Stored data entries
########################################

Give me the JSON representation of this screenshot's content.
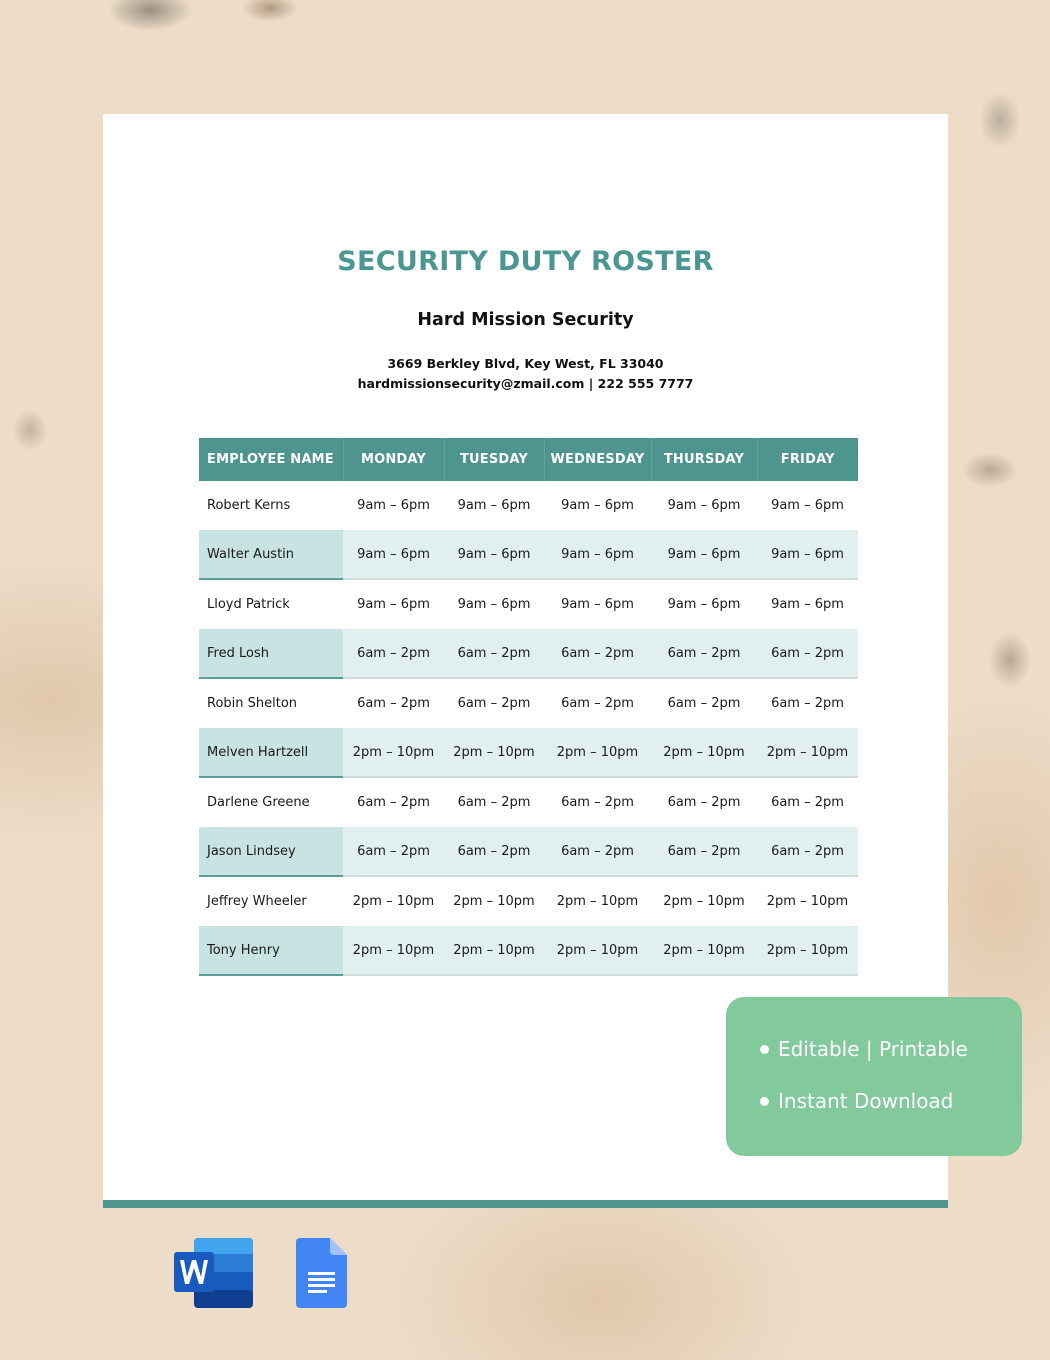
{
  "document": {
    "title": "SECURITY DUTY ROSTER",
    "company": "Hard Mission Security",
    "address": "3669 Berkley Blvd, Key West, FL 33040",
    "contact": "hardmissionsecurity@zmail.com | 222 555 7777"
  },
  "roster": {
    "headers": [
      "EMPLOYEE NAME",
      "MONDAY",
      "TUESDAY",
      "WEDNESDAY",
      "THURSDAY",
      "FRIDAY"
    ],
    "rows": [
      {
        "name": "Robert Kerns",
        "shifts": [
          "9am – 6pm",
          "9am – 6pm",
          "9am – 6pm",
          "9am – 6pm",
          "9am – 6pm"
        ]
      },
      {
        "name": "Walter Austin",
        "shifts": [
          "9am – 6pm",
          "9am – 6pm",
          "9am – 6pm",
          "9am – 6pm",
          "9am – 6pm"
        ]
      },
      {
        "name": "Lloyd Patrick",
        "shifts": [
          "9am – 6pm",
          "9am – 6pm",
          "9am – 6pm",
          "9am – 6pm",
          "9am – 6pm"
        ]
      },
      {
        "name": "Fred Losh",
        "shifts": [
          "6am – 2pm",
          "6am – 2pm",
          "6am – 2pm",
          "6am – 2pm",
          "6am – 2pm"
        ]
      },
      {
        "name": "Robin Shelton",
        "shifts": [
          "6am – 2pm",
          "6am – 2pm",
          "6am – 2pm",
          "6am – 2pm",
          "6am – 2pm"
        ]
      },
      {
        "name": "Melven Hartzell",
        "shifts": [
          "2pm – 10pm",
          "2pm – 10pm",
          "2pm – 10pm",
          "2pm – 10pm",
          "2pm – 10pm"
        ]
      },
      {
        "name": "Darlene Greene",
        "shifts": [
          "6am – 2pm",
          "6am – 2pm",
          "6am – 2pm",
          "6am – 2pm",
          "6am – 2pm"
        ]
      },
      {
        "name": "Jason Lindsey",
        "shifts": [
          "6am – 2pm",
          "6am – 2pm",
          "6am – 2pm",
          "6am – 2pm",
          "6am – 2pm"
        ]
      },
      {
        "name": "Jeffrey Wheeler",
        "shifts": [
          "2pm – 10pm",
          "2pm – 10pm",
          "2pm – 10pm",
          "2pm – 10pm",
          "2pm – 10pm"
        ]
      },
      {
        "name": "Tony Henry",
        "shifts": [
          "2pm – 10pm",
          "2pm – 10pm",
          "2pm – 10pm",
          "2pm – 10pm",
          "2pm – 10pm"
        ]
      }
    ]
  },
  "badge": {
    "features": [
      "Editable | Printable",
      "Instant Download"
    ]
  },
  "icons": {
    "word": "microsoft-word-icon",
    "docs": "google-docs-icon"
  },
  "colors": {
    "accent_teal": "#4e958f",
    "badge_green": "#82c99c"
  }
}
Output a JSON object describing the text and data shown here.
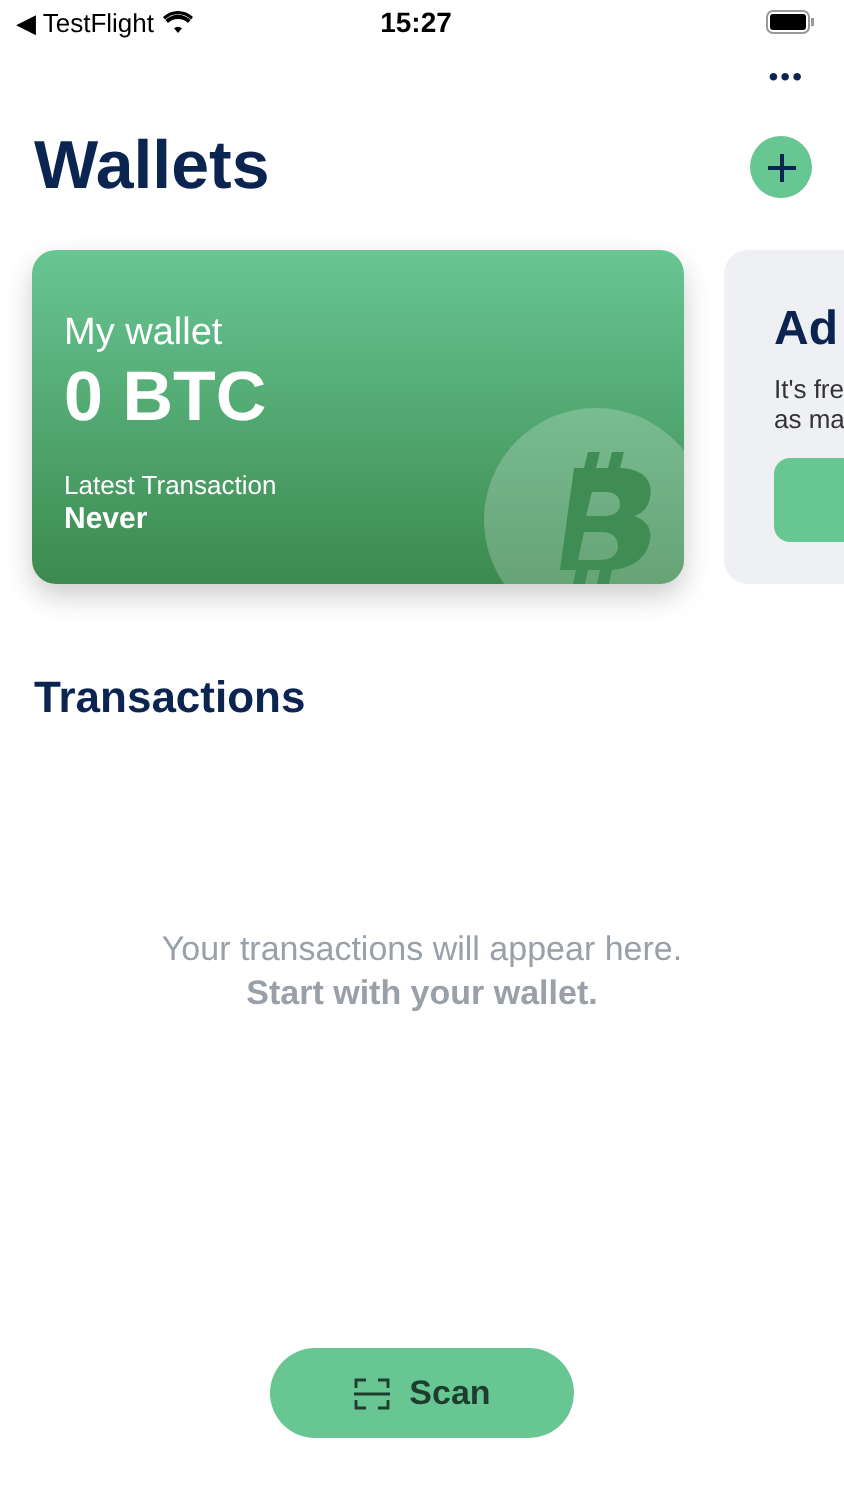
{
  "status_bar": {
    "back_app": "◀ TestFlight",
    "time": "15:27"
  },
  "header": {
    "more": "•••",
    "title": "Wallets"
  },
  "wallet_card": {
    "name": "My wallet",
    "balance": "0 BTC",
    "latest_label": "Latest Transaction",
    "latest_value": "Never"
  },
  "add_card": {
    "title": "Ad",
    "line_1": "It's fre",
    "line_2": "as ma"
  },
  "transactions": {
    "title": "Transactions",
    "empty_line_1": "Your transactions will appear here.",
    "empty_line_2": "Start with your wallet."
  },
  "scan_button": {
    "label": "Scan"
  }
}
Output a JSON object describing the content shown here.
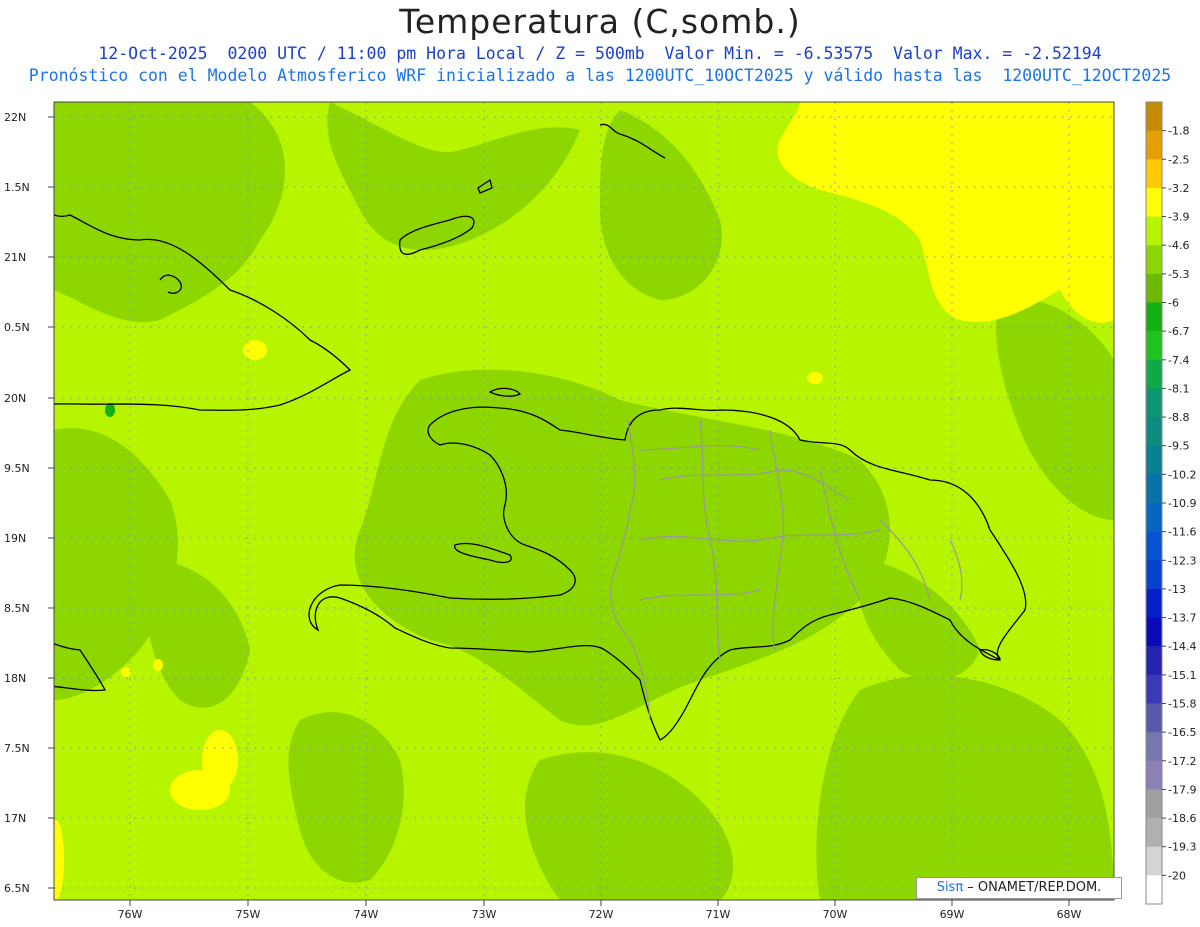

########################################

Written instruction —
In the entries above, locate every line with the word "content" and copy it.

Answer below —
Give me the JSON representation of this screenshot's content.
Output a JSON object describing the content shown here.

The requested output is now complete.